TASK TO CARRY OUT ▸ Transcribe the records below in full; pictures stay out of the copy.

__________

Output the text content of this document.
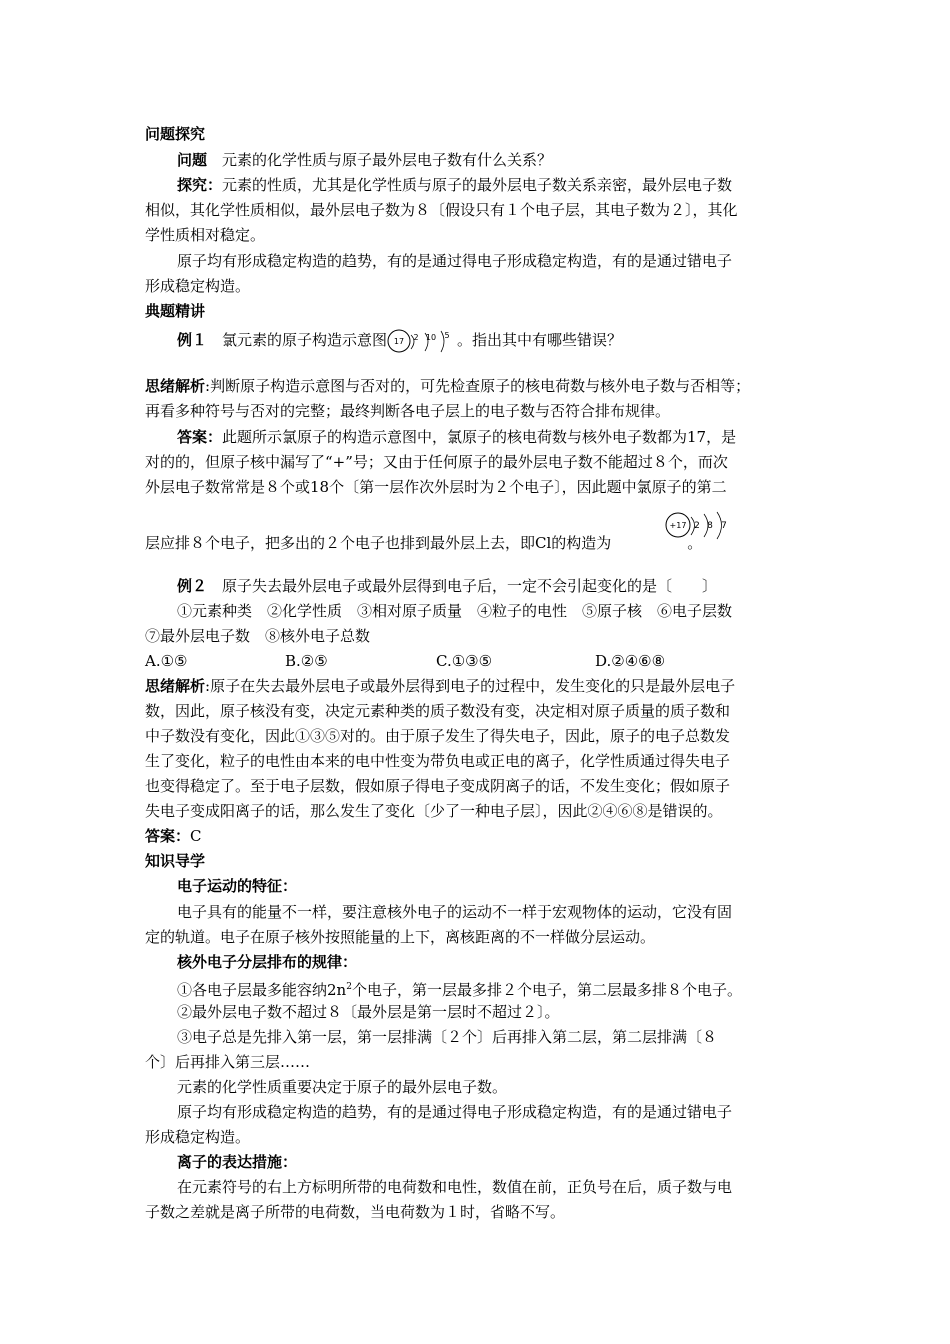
问题探究
问题　元素的化学性质与原子最外层电子数有什么关系？
探究：元素的性质，尤其是化学性质与原子的最外层电子数关系亲密，最外层电子数
相似，其化学性质相似，最外层电子数为８〔假设只有１个电子层，其电子数为２〕，其化
学性质相对稳定。
原子均有形成稳定构造的趋势，有的是通过得电子形成稳定构造，有的是通过错电子
形成稳定构造。
典题精讲
例１　氯元素的原子构造示意图 17 2 10 5 。指出其中有哪些错误？
思绪解析:判断原子构造示意图与否对的，可先检查原子的核电荷数与核外电子数与否相等；
再看多种符号与否对的完整；最终判断各电子层上的电子数与否符合排布规律。
答案：此题所示氯原子的构造示意图中，氯原子的核电荷数与核外电子数都为17，是
对的的，但原子核中漏写了“+”号；又由于任何原子的最外层电子数不能超过８个，而次
外层电子数常常是８个或18个〔第一层作次外层时为２个电子〕，因此题中氯原子的第二
+17 2 8 7
层应排８个电子，把多出的２个电子也排到最外层上去，即Cl的构造为	。
例２　原子失去最外层电子或最外层得到电子后，一定不会引起变化的是〔　　〕
①元素种类　②化学性质　③相对原子质量　④粒子的电性　⑤原子核　⑥电子层数
⑦最外层电子数　⑧核外电子总数
A.①⑤	B.②⑤	C.①③⑤	D.②④⑥⑧
思绪解析:原子在失去最外层电子或最外层得到电子的过程中，发生变化的只是最外层电子
数，因此，原子核没有变，决定元素种类的质子数没有变，决定相对原子质量的质子数和
中子数没有变化，因此①③⑤对的。由于原子发生了得失电子，因此，原子的电子总数发
生了变化，粒子的电性由本来的电中性变为带负电或正电的离子，化学性质通过得失电子
也变得稳定了。至于电子层数，假如原子得电子变成阴离子的话，不发生变化；假如原子
失电子变成阳离子的话，那么发生了变化〔少了一种电子层〕，因此②④⑥⑧是错误的。
答案：C
知识导学
电子运动的特征：
电子具有的能量不一样，要注意核外电子的运动不一样于宏观物体的运动，它没有固
定的轨道。电子在原子核外按照能量的上下，离核距离的不一样做分层运动。
核外电子分层排布的规律：
①各电子层最多能容纳$2n^2$个电子，第一层最多排２个电子，第二层最多排８个电子。
②最外层电子数不超过８〔最外层是第一层时不超过２〕。
③电子总是先排入第一层，第一层排满〔２个〕后再排入第二层，第二层排满〔８
个〕后再排入第三层……
元素的化学性质重要决定于原子的最外层电子数。
原子均有形成稳定构造的趋势，有的是通过得电子形成稳定构造，有的是通过错电子
形成稳定构造。
离子的表达措施：
在元素符号的右上方标明所带的电荷数和电性，数值在前，正负号在后，质子数与电
子数之差就是离子所带的电荷数，当电荷数为１时，省略不写。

__________

SOLUTION TO THE PROBLEM ▸
Output the text content of this document.
问题探究
问题　元素的化学性质与原子最外层电子数有什么关系？
探究：元素的性质，尤其是化学性质与原子的最外层电子数关系亲密，最外层电子数
相似，其化学性质相似，最外层电子数为８〔假设只有１个电子层，其电子数为２〕，其化
学性质相对稳定。
原子均有形成稳定构造的趋势，有的是通过得电子形成稳定构造，有的是通过错电子
形成稳定构造。
典题精讲
例１　氯元素的原子构造示意图 17 2 10 5 。指出其中有哪些错误？
思绪解析:判断原子构造示意图与否对的，可先检查原子的核电荷数与核外电子数与否相等；
再看多种符号与否对的完整；最终判断各电子层上的电子数与否符合排布规律。
答案：此题所示氯原子的构造示意图中，氯原子的核电荷数与核外电子数都为17，是
对的的，但原子核中漏写了“+”号；又由于任何原子的最外层电子数不能超过８个，而次
外层电子数常常是８个或18个〔第一层作次外层时为２个电子〕，因此题中氯原子的第二
+17 2 8 7
层应排８个电子，把多出的２个电子也排到最外层上去，即Cl的构造为	。
例２　原子失去最外层电子或最外层得到电子后，一定不会引起变化的是〔　　〕
①元素种类　②化学性质　③相对原子质量　④粒子的电性　⑤原子核　⑥电子层数
⑦最外层电子数　⑧核外电子总数
A.①⑤	B.②⑤	C.①③⑤	D.②④⑥⑧
思绪解析:原子在失去最外层电子或最外层得到电子的过程中，发生变化的只是最外层电子
数，因此，原子核没有变，决定元素种类的质子数没有变，决定相对原子质量的质子数和
中子数没有变化，因此①③⑤对的。由于原子发生了得失电子，因此，原子的电子总数发
生了变化，粒子的电性由本来的电中性变为带负电或正电的离子，化学性质通过得失电子
也变得稳定了。至于电子层数，假如原子得电子变成阴离子的话，不发生变化；假如原子
失电子变成阳离子的话，那么发生了变化〔少了一种电子层〕，因此②④⑥⑧是错误的。
答案：C
知识导学
电子运动的特征：
电子具有的能量不一样，要注意核外电子的运动不一样于宏观物体的运动，它没有固
定的轨道。电子在原子核外按照能量的上下，离核距离的不一样做分层运动。
核外电子分层排布的规律：
①各电子层最多能容纳$2n^2$个电子，第一层最多排２个电子，第二层最多排８个电子。
②最外层电子数不超过８〔最外层是第一层时不超过２〕。
③电子总是先排入第一层，第一层排满〔２个〕后再排入第二层，第二层排满〔８
个〕后再排入第三层……
元素的化学性质重要决定于原子的最外层电子数。
原子均有形成稳定构造的趋势，有的是通过得电子形成稳定构造，有的是通过错电子
形成稳定构造。
离子的表达措施：
在元素符号的右上方标明所带的电荷数和电性，数值在前，正负号在后，质子数与电
子数之差就是离子所带的电荷数，当电荷数为１时，省略不写。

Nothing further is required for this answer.